• _Amaç 1_: Girdilerde "outer" dizesini içeren satırları bul ve her birini kopyala. Büyük-küçük harf ayrımı gözetilmeli.

• _Verilen metin_:
------------------------------------------------------------------------

NOVA: Newton Yunan mitlerinin neden şifreli reçeteler ve felsefe taşına bir yol olduğuna inanıyordu?
NEWMAN: Bu teori çok eskiye dayanıyor. Newton’un simyadaki en önemli kaynağı olan George Starkey aynı görüşteydi. On yedinci asrın ünlü yazarı Michael Maier bulabildiği kadar çok Yunan mitolojisinin şifresini çözmeye çalıştı. Yani yaygın bir inanıştı bu.
NOVA: Bu doğal dünya hakkında ‘ifşa edilen bilgelik’ türünden daha geniş bir inancın bir parçası mıydı acaba?
NEWTON: Ah, evet. Rönesans döneminde çok popüler olan bir uzmanlık alanı vardı, prisca sapienta, ilksel bilgelik. Bu bilgiye göre başta bir arketipsel şahsiyetten beri – örneğin Hz. Musa- ve bir silsileyi takip ederek gelen (genellikle Pisagoras, Platon vb. isimleri dahil eden) bir gizli bilgelik varsayıyordu. Ve bu bilgelik evreni anlamada nihai araçtı. Newton açıkça buna inanıyordu.
NOVA: Newton kendinin de, bu bilgeliği almaya layık seçilmiş çok az sayıda insanlardan biri olduğuna mı inanıyordu?

------------------------------------------------------------------------

• _Alıştırma verileri_:
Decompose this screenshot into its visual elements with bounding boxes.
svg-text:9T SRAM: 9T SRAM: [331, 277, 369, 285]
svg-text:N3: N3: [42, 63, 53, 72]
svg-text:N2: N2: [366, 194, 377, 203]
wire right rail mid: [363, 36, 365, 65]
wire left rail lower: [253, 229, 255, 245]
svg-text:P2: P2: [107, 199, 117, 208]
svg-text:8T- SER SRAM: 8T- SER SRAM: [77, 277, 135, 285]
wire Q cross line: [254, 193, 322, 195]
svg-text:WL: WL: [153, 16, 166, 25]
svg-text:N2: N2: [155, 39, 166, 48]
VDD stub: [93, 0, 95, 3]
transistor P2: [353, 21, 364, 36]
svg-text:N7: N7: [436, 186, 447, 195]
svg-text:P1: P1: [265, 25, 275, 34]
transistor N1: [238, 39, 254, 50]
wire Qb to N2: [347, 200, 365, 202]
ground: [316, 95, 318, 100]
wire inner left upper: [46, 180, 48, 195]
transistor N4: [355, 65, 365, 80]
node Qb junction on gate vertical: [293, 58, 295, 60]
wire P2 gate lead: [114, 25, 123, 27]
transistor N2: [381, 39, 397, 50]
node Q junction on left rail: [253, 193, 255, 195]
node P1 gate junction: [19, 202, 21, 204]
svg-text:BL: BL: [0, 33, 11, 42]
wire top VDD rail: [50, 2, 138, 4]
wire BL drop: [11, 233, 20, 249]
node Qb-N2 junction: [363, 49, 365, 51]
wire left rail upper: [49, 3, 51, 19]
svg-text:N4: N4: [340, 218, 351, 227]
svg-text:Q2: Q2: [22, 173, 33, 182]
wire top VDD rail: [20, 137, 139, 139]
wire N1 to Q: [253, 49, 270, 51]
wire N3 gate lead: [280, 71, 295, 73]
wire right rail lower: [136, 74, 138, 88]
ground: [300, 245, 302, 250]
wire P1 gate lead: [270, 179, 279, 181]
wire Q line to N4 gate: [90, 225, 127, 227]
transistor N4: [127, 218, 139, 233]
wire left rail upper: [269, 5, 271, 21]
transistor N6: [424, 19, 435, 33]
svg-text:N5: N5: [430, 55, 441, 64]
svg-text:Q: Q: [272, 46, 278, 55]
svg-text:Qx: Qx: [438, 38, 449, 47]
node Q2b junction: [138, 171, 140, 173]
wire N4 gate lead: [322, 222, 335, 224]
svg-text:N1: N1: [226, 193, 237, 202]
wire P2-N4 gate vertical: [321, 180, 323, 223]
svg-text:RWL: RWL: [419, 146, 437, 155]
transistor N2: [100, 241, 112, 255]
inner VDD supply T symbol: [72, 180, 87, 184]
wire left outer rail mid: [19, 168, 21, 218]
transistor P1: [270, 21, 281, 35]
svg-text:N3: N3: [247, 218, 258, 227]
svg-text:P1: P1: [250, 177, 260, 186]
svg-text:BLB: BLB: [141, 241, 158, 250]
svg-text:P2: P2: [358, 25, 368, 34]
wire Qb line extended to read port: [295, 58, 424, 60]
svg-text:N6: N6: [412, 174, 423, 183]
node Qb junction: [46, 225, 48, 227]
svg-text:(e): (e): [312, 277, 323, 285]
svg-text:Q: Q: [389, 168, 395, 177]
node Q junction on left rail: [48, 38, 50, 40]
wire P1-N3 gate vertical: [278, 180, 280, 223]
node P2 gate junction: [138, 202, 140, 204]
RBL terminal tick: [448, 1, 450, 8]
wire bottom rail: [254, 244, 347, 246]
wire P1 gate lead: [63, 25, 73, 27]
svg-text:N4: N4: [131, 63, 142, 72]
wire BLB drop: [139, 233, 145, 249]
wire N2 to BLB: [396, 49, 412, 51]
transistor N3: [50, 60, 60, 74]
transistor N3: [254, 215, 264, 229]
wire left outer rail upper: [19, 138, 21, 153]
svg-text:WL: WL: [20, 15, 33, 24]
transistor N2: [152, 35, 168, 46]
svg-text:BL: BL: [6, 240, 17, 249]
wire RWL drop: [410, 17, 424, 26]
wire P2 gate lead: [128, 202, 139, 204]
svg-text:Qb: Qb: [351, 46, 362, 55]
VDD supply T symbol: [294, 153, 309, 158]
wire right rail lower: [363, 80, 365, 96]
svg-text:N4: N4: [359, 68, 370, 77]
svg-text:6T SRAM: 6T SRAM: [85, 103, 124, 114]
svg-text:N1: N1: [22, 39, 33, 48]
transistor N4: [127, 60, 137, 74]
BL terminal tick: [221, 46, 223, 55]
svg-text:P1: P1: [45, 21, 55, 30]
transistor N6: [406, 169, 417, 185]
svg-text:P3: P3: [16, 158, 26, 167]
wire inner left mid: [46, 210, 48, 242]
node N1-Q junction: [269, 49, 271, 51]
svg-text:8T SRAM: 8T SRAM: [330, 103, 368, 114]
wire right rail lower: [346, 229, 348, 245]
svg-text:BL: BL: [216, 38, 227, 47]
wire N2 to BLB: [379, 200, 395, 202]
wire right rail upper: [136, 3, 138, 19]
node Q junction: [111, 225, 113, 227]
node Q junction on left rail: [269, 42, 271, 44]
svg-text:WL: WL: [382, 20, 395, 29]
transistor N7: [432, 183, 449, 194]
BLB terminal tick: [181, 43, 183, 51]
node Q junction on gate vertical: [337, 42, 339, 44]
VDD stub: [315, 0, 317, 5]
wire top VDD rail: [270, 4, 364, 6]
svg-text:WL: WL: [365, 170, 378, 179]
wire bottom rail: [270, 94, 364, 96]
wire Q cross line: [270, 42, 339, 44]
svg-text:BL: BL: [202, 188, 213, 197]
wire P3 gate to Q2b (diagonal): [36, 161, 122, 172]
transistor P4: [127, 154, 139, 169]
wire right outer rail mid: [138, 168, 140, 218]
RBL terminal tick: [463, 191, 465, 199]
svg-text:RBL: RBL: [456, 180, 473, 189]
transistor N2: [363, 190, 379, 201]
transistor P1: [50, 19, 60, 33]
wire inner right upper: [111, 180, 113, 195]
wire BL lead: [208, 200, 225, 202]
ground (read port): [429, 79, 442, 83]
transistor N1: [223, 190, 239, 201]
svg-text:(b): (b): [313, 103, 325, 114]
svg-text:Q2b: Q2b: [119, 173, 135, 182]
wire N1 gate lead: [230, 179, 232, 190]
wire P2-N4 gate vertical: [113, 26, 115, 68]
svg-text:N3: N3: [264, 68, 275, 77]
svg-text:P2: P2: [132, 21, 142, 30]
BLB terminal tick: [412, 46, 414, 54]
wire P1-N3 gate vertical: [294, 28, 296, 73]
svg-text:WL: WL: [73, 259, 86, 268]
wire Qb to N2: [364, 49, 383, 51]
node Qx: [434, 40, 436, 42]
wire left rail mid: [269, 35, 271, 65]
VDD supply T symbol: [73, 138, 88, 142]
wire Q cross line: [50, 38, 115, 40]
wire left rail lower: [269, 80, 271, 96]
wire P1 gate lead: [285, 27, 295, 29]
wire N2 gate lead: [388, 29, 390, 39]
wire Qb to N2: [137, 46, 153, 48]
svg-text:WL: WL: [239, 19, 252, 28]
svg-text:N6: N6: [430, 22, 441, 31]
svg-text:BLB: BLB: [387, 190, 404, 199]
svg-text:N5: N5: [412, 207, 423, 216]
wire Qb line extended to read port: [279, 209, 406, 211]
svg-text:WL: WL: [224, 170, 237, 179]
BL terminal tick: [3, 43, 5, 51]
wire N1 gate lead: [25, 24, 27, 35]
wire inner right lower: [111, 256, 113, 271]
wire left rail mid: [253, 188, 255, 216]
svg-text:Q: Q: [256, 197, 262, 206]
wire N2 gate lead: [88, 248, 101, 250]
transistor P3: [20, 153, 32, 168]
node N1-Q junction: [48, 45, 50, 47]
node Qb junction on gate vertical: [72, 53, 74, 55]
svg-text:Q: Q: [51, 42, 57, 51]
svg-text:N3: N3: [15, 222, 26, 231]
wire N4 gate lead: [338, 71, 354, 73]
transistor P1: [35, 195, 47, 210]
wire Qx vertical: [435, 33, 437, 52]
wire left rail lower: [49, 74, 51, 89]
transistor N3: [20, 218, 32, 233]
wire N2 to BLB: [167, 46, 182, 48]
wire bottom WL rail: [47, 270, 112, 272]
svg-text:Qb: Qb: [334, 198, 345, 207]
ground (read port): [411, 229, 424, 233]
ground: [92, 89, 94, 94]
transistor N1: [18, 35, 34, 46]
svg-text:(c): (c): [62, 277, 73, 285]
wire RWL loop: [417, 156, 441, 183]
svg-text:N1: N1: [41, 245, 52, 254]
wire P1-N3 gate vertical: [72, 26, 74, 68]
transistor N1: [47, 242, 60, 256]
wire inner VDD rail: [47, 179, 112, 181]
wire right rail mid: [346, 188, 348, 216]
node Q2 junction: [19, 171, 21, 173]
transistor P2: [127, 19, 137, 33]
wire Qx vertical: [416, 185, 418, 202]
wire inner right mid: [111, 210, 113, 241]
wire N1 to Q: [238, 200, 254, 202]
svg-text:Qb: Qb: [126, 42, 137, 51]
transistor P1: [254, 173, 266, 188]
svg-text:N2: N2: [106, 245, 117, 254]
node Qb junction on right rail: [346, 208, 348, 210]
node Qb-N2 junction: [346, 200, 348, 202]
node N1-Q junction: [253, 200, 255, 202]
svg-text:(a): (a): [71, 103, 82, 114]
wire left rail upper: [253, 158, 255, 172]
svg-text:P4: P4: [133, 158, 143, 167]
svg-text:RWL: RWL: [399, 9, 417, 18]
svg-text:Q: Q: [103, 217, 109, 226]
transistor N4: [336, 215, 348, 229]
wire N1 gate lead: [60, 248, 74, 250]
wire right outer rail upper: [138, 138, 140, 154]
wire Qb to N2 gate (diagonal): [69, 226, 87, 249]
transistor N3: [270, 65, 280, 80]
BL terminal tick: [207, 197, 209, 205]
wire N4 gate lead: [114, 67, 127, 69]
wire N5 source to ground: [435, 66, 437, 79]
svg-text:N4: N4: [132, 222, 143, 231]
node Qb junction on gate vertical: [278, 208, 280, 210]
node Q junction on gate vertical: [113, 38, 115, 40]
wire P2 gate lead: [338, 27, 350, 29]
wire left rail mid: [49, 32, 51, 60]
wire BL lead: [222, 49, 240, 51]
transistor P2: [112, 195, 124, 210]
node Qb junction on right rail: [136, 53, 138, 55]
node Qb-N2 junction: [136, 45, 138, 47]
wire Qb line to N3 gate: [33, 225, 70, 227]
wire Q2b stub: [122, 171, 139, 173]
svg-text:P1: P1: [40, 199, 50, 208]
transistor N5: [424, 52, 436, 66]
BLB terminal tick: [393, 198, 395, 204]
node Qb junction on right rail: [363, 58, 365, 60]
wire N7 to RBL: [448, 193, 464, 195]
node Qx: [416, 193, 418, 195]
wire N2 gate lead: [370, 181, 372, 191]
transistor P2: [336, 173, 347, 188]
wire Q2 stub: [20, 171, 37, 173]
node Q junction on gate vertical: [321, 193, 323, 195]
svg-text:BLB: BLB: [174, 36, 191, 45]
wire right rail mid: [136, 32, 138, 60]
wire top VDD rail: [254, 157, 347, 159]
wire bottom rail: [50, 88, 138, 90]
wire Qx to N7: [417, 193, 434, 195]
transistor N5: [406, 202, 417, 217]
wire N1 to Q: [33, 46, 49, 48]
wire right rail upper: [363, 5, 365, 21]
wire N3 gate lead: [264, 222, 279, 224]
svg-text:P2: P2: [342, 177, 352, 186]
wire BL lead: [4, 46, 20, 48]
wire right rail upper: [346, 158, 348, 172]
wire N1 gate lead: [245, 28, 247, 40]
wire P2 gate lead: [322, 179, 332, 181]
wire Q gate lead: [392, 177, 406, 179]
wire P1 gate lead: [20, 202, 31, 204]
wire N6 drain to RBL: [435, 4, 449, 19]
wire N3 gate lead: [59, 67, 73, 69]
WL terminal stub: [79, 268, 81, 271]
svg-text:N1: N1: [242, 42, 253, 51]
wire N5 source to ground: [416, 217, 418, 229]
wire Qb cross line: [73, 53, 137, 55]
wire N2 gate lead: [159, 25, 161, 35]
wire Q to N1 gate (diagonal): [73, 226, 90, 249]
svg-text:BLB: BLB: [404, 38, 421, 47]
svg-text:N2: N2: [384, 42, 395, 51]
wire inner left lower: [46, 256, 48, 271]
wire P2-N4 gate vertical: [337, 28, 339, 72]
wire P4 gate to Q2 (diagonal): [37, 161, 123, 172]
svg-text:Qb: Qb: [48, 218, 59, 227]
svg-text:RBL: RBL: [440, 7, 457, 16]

------------------------------------------------------------------------

• _Amaç 2_: Verilen metne göre Newton'un simyadaki en önemli kaynağı kimdi?

• _Beklenen çıktı 1_:
wire left outer rail mid: [19, 168, 21, 218]
wire left outer rail upper: [19, 138, 21, 153]
wire right outer rail mid: [138, 168, 140, 218]
wire right outer rail upper: [138, 138, 140, 154]

• _Beklenen çıktı 2_: George Starkey